**Problem description:**
Arrange the lines of the listing, from the line holding "x-tick-label: 0.5 [182, 339, 204, 355]" through the line holding "x-tick-label: 34.5 [496, 339, 527, 355]" inclusive, as a Markdown table with columns Row and Entry, leaving out any blank lines.

Start Rows

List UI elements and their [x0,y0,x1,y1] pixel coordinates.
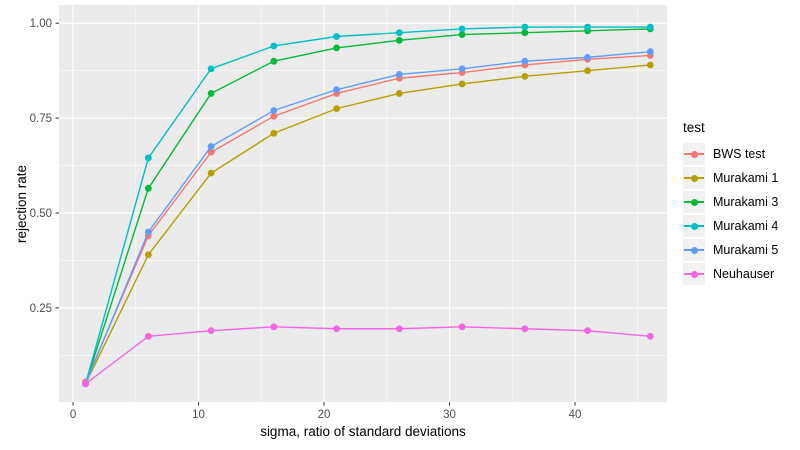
data-point [395,325,403,333]
data-point [521,29,529,37]
data-point [144,228,152,236]
data-point [144,332,152,340]
data-point [144,184,152,192]
data-point [395,71,403,78]
data-point [521,57,529,65]
data-point [207,327,215,335]
data-point [395,90,403,97]
data-point [584,53,591,61]
data-point [458,323,466,331]
data-point [521,23,529,31]
legend-item: Murakami 3 [683,190,778,214]
legend-key-swatch [683,215,705,237]
data-point [646,48,654,56]
legend-item: Murakami 4 [683,214,778,238]
data-point [584,327,591,335]
data-point [333,86,340,94]
legend-key-dot [690,174,698,182]
data-point [270,129,278,137]
data-point [333,44,340,52]
x-tick-label: 10 [192,409,205,421]
data-point [144,251,152,259]
x-tick-label: 20 [318,409,331,421]
data-point [584,23,591,31]
legend-item-label: Murakami 4 [713,219,779,233]
data-point [646,332,654,340]
x-axis-title: sigma, ratio of standard deviations [260,424,466,439]
data-point [333,325,340,333]
legend-key-swatch [683,191,705,213]
y-tick-label: 0.75 [30,113,52,125]
series-line [85,326,651,385]
data-point [207,143,215,150]
legend-item: Murakami 5 [683,238,778,262]
data-point [521,72,529,80]
legend-key-swatch [683,143,705,165]
x-tick-label: 40 [569,409,582,421]
legend-item: BWS test [683,142,778,166]
y-tick-label: 1.00 [30,18,52,30]
legend-item-label: Murakami 5 [713,243,779,257]
legend-key-dot [690,222,698,230]
legend-item-label: Murakami 3 [713,195,779,209]
data-point [333,105,340,113]
data-point [646,61,654,69]
data-point [207,148,215,156]
data-point [207,169,215,177]
y-tick-label: 0.50 [30,208,52,220]
data-point [270,107,278,114]
legend-item-label: BWS test [713,147,766,161]
legend-item: Murakami 1 [683,166,778,190]
data-point [82,380,90,388]
series-line [84,54,651,383]
data-point [521,325,529,333]
data-point [458,65,466,73]
data-point [270,112,278,120]
y-tick-label: 0.25 [30,303,52,315]
data-point [144,154,152,162]
series-line [84,50,651,385]
legend-items: BWS test Murakami 1 Murakami 3 Murakami 4 Mu… [683,142,778,286]
legend-key-dot [690,246,698,254]
legend-key-dot [690,150,698,158]
series-line [84,26,651,384]
data-point [395,36,403,44]
data-point [207,90,215,97]
data-point [395,29,403,37]
data-point [270,42,278,50]
legend-key-swatch [683,239,705,261]
legend-item: Neuhauser [683,262,778,286]
legend-key-swatch [683,263,705,285]
data-point [458,25,466,33]
legend-key-swatch [683,167,705,189]
data-point [270,57,278,65]
legend-title: test [683,120,705,135]
data-point [270,323,278,331]
legend-item-label: Murakami 1 [713,171,779,185]
series-line [84,28,651,384]
legend: test BWS test Murakami 1 Murakami 3 Murakam… [683,120,778,286]
legend-key-dot [690,270,698,278]
data-point [458,31,466,39]
data-point [646,23,654,31]
data-point [458,80,466,88]
data-point [333,33,340,40]
data-point [584,67,591,75]
x-tick-label: 0 [70,409,76,421]
series-line [84,64,651,385]
x-tick-label: 30 [443,409,456,421]
y-axis-title-text: rejection rate [14,164,29,244]
data-point [207,65,215,73]
legend-item-label: Neuhauser [713,267,775,281]
legend-key-dot [690,198,698,206]
panel-background [59,5,667,402]
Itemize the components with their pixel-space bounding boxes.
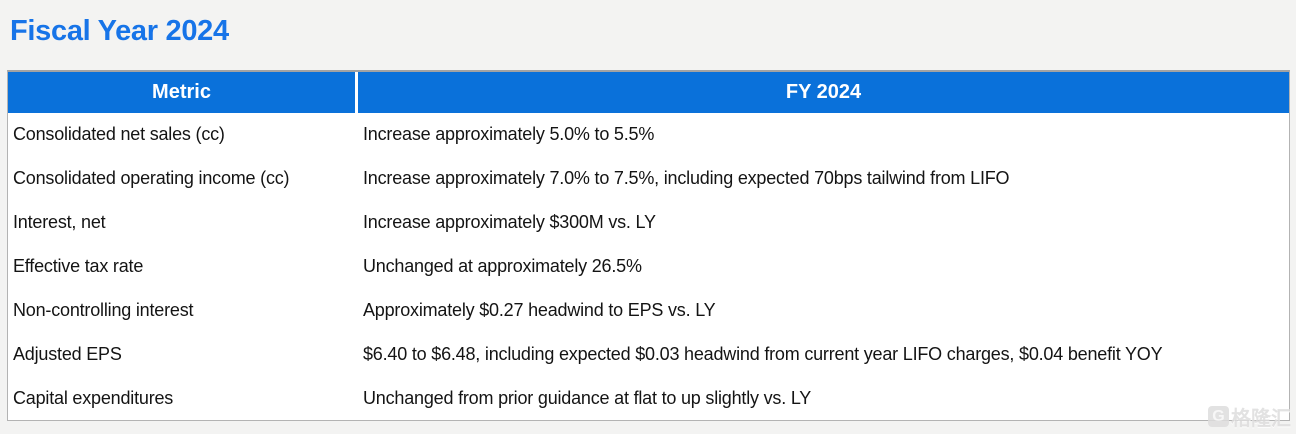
value-cell: Approximately $0.27 headwind to EPS vs. …: [363, 299, 716, 320]
metric-cell: Effective tax rate: [13, 256, 144, 276]
page-title: Fiscal Year 2024: [10, 15, 229, 47]
value-cell: Increase approximately 7.0% to 7.5%, inc…: [363, 168, 1010, 189]
table-row: Consolidated operating income (cc) Incre…: [8, 157, 1289, 201]
value-cell: Unchanged at approximately 26.5%: [363, 256, 642, 276]
table-header-row: Metric FY 2024: [8, 72, 1289, 113]
table-row: Non-controlling interest Approximately $…: [8, 288, 1289, 332]
metric-cell: Interest, net: [13, 212, 106, 233]
metric-cell: Adjusted EPS: [13, 343, 122, 364]
column-header-fy2024: FY 2024: [785, 81, 862, 103]
value-cell: Unchanged from prior guidance at flat to…: [363, 387, 812, 408]
value-cell: Increase approximately 5.0% to 5.5%: [363, 124, 655, 145]
value-cell: Increase approximately $300M vs. LY: [363, 212, 656, 233]
header-column-divider: [355, 72, 358, 113]
table-row: Consolidated net sales (cc) Increase app…: [8, 113, 1289, 157]
value-cell: $6.40 to $6.48, including expected $0.03…: [363, 343, 1163, 364]
table-body: Consolidated net sales (cc) Increase app…: [8, 113, 1289, 420]
metric-cell: Consolidated operating income (cc): [13, 168, 290, 189]
guidance-table: Metric FY 2024 Consolidated net sales (c…: [7, 70, 1290, 421]
table-row: Adjusted EPS $6.40 to $6.48, including e…: [8, 332, 1289, 376]
table-row: Effective tax rate Unchanged at approxim…: [8, 245, 1289, 289]
column-header-metric: Metric: [152, 81, 211, 103]
metric-cell: Non-controlling interest: [13, 299, 194, 320]
table-row: Capital expenditures Unchanged from prio…: [8, 376, 1289, 420]
metric-cell: Capital expenditures: [13, 387, 174, 408]
metric-cell: Consolidated net sales (cc): [13, 124, 225, 145]
table-row: Interest, net Increase approximately $30…: [8, 201, 1289, 245]
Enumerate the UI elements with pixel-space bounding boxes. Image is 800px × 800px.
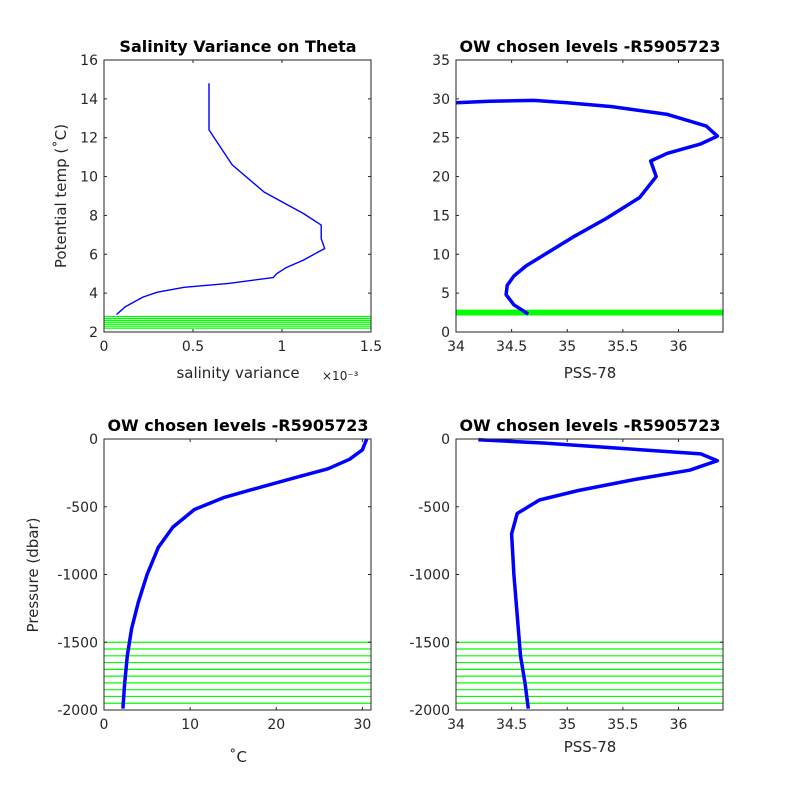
x-tick-label: 0.5 [182, 339, 204, 355]
panel-4-title: OW chosen levels -R5905723 [459, 416, 720, 435]
profile-line [478, 437, 720, 709]
panel-4-ticks: 34 34.5 35 35.5 36 -2000 -1500 -1000 -500 0 [409, 432, 723, 733]
profile-line [116, 83, 326, 316]
y-tick-label: -1000 [409, 568, 450, 584]
x-tick-label: 35.5 [607, 339, 638, 355]
y-tick-label: 5 [441, 286, 450, 302]
y-tick-label: 14 [80, 92, 98, 108]
panel-4-series [478, 437, 720, 709]
y-tick-label: 8 [89, 208, 98, 224]
panel-salinity-pressure: OW chosen levels -R5905723 34 34.5 35 35.5 3… [409, 416, 724, 756]
panel-4-chosen-levels [456, 641, 723, 704]
panel-theta-variance: Salinity Variance on Theta 0 0.5 1 1.5 2 4 6 8 1… [52, 37, 382, 383]
panel-1-title: Salinity Variance on Theta [119, 37, 356, 56]
panel-1-axes-box [103, 59, 372, 333]
x-tick-label: 10 [181, 717, 199, 733]
x-tick-label: 34 [447, 339, 465, 355]
y-tick-label: 10 [80, 170, 98, 186]
x-tick-label: 34.5 [496, 339, 527, 355]
y-tick-label: 25 [432, 131, 450, 147]
x-tick-label: 1 [278, 339, 287, 355]
y-tick-label: 12 [80, 131, 98, 147]
y-tick-label: 6 [89, 247, 98, 263]
y-tick-label: 0 [441, 432, 450, 448]
panel-1-x-exponent: ×10⁻³ [322, 369, 359, 383]
y-tick-label: -2000 [409, 703, 450, 719]
x-tick-label: 35.5 [607, 717, 638, 733]
y-tick-label: 0 [441, 325, 450, 341]
x-tick-label: 36 [670, 339, 688, 355]
profile-line [455, 98, 720, 316]
profile-line [121, 438, 369, 709]
x-tick-label: 35 [558, 717, 576, 733]
x-tick-label: 34 [447, 717, 465, 733]
panel-1-chosen-levels [104, 315, 371, 329]
panel-2-series [455, 98, 720, 316]
panel-ts-diagram: OW chosen levels -R5905723 34 34.5 35 35.5 3… [432, 37, 724, 382]
panel-2-chosen-levels [456, 309, 723, 316]
y-tick-label: -2000 [57, 703, 98, 719]
y-tick-label: -1500 [57, 635, 98, 651]
x-tick-label: 34.5 [496, 717, 527, 733]
panel-3-chosen-levels [104, 641, 371, 704]
panel-2-title: OW chosen levels -R5905723 [459, 37, 720, 56]
y-tick-label: 16 [80, 53, 98, 69]
x-tick-label: 30 [353, 717, 371, 733]
y-tick-label: 10 [432, 247, 450, 263]
panel-4-xlabel: PSS-78 [564, 738, 617, 756]
y-tick-label: 20 [432, 170, 450, 186]
panel-3-xlabel: ˚C [229, 748, 247, 766]
y-tick-label: -500 [418, 500, 450, 516]
panel-1-ticks: 0 0.5 1 1.5 2 4 6 8 10 12 14 16 [80, 53, 382, 355]
x-tick-label: 1.5 [360, 339, 382, 355]
y-tick-label: -500 [66, 500, 98, 516]
panel-3-ylabel: Pressure (dbar) [24, 518, 42, 633]
y-tick-label: 4 [89, 286, 98, 302]
panel-3-ticks: 0 10 20 30 -2000 -1500 -1000 -500 0 [57, 432, 371, 733]
panel-1-ylabel: Potential temp (˚C) [52, 124, 70, 268]
y-tick-label: 35 [432, 53, 450, 69]
y-tick-label: 30 [432, 92, 450, 108]
panel-2-axes-box [455, 59, 724, 333]
y-tick-label: -1500 [409, 635, 450, 651]
x-tick-label: 35 [558, 339, 576, 355]
x-tick-label: 36 [670, 717, 688, 733]
panel-3-title: OW chosen levels -R5905723 [107, 416, 368, 435]
panel-temperature-pressure: OW chosen levels -R5905723 0 10 20 30 -2000 -… [24, 416, 372, 766]
panel-2-xlabel: PSS-78 [564, 364, 617, 382]
y-tick-label: 2 [89, 325, 98, 341]
y-tick-label: 15 [432, 208, 450, 224]
y-tick-label: -1000 [57, 568, 98, 584]
x-tick-label: 0 [100, 717, 109, 733]
panel-2-ticks: 34 34.5 35 35.5 36 0 5 10 15 20 25 30 35 [432, 53, 723, 355]
x-tick-label: 0 [100, 339, 109, 355]
panel-1-series [116, 83, 326, 316]
x-tick-label: 20 [267, 717, 285, 733]
panel-3-series [121, 438, 369, 709]
y-tick-label: 0 [89, 432, 98, 448]
panel-1-xlabel: salinity variance [176, 364, 299, 382]
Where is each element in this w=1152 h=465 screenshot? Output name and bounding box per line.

End Rows

**Response:**
| Row | Entry |
|---|---|
| 1 | x-tick-label: 0.5 [182, 339, 204, 355] |
| 2 | panel-4-title: OW chosen levels -R5905723 [459, 416, 720, 435] |
| 3 | profile-line [478, 437, 720, 709] |
| 4 | panel-4-ticks: 34 34.5 35 35.5 36 -2000 -1500 -1000 -500 0 [409, 432, 723, 733] |
| 5 | profile-line [116, 83, 326, 316] |
| 6 | y-tick-label: -1000 [409, 568, 450, 584] |
| 7 | x-tick-label: 35.5 [607, 339, 638, 355] |
| 8 | y-tick-label: 5 [441, 286, 450, 302] |
| 9 | y-tick-label: 14 [80, 92, 98, 108] |
| 10 | panel-4-series [478, 437, 720, 709] |
| 11 | y-tick-label: 8 [89, 208, 98, 224] |
| 12 | panel-salinity-pressure: OW chosen levels -R5905723 34 34.5 35 35.5 3… [409, 416, 724, 756] |
| 13 | panel-4-chosen-levels [456, 641, 723, 704] |
| 14 | panel-theta-variance: Salinity Variance on Theta 0 0.5 1 1.5 2 4 6 8 1… [52, 37, 382, 383] |
| 15 | panel-1-title: Salinity Variance on Theta [119, 37, 356, 56] |
| 16 | panel-1-axes-box [103, 59, 372, 333] |
| 17 | x-tick-label: 10 [181, 717, 199, 733] |
| 18 | x-tick-label: 34 [447, 339, 465, 355] |
| 19 | y-tick-label: 10 [80, 170, 98, 186] |
| 20 | x-tick-label: 34.5 [496, 339, 527, 355] |